WORK INSTRUCTIONS: Report how many lines contain "JSON"; state the number and nothing else.
•••
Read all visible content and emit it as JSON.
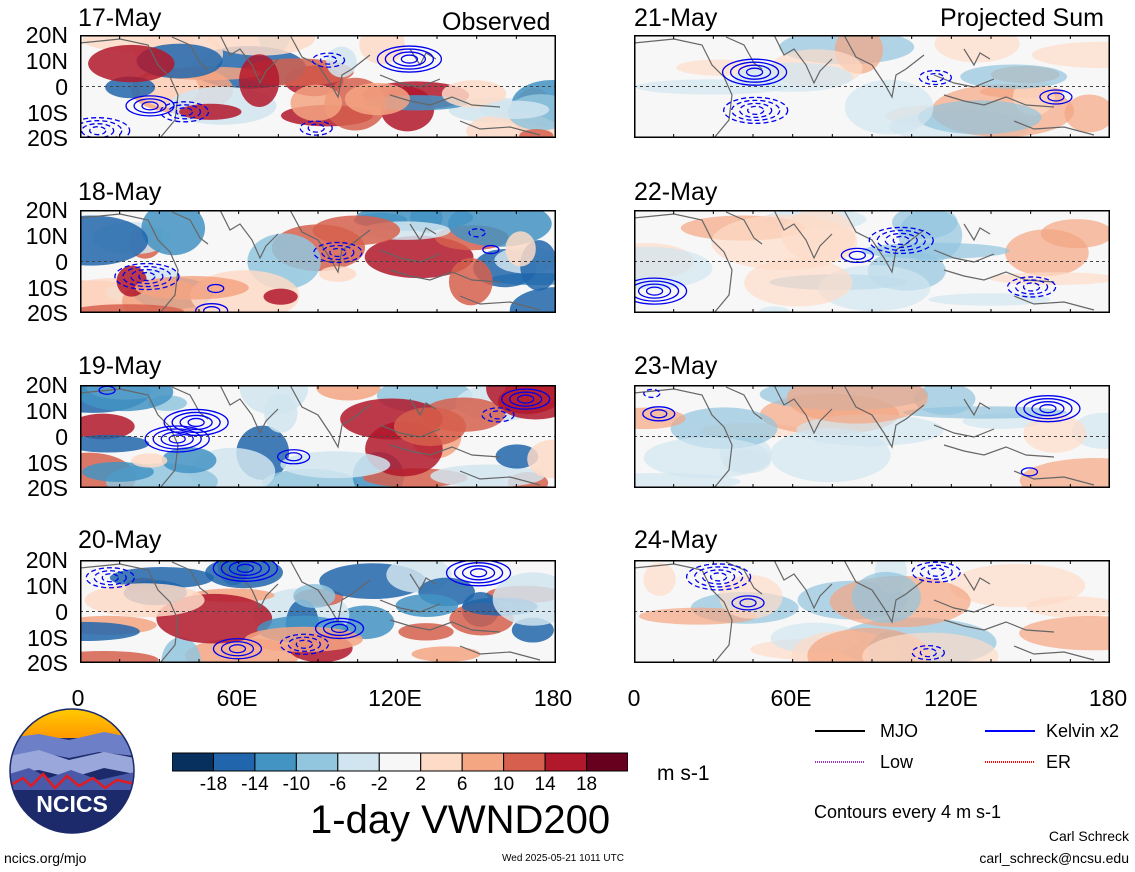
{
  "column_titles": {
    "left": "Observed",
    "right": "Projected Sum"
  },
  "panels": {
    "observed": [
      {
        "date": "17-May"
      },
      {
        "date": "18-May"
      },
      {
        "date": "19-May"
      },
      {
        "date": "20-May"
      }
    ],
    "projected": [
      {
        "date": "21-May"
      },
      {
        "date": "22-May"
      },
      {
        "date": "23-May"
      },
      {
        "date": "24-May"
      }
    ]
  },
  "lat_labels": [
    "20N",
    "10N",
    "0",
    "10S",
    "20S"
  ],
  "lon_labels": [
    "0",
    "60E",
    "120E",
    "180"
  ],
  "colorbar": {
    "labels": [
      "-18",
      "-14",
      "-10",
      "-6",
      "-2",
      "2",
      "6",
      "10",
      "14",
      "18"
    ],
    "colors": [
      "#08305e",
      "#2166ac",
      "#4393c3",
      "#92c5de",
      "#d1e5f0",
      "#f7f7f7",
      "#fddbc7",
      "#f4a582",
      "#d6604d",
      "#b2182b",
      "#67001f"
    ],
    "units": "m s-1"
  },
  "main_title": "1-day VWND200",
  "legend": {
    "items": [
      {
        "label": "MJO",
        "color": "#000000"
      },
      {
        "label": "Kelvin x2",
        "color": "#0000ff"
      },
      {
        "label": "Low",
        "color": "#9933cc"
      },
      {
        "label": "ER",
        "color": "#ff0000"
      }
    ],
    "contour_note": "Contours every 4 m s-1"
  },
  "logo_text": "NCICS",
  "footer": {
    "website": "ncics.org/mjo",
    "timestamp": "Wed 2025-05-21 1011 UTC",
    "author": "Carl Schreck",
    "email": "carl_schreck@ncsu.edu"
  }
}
•••
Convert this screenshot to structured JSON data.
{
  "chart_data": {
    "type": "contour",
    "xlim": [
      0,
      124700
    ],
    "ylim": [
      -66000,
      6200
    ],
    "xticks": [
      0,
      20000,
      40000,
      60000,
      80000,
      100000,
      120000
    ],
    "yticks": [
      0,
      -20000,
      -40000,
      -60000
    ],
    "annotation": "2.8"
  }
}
•••
EXERCISE OUTPUT: 2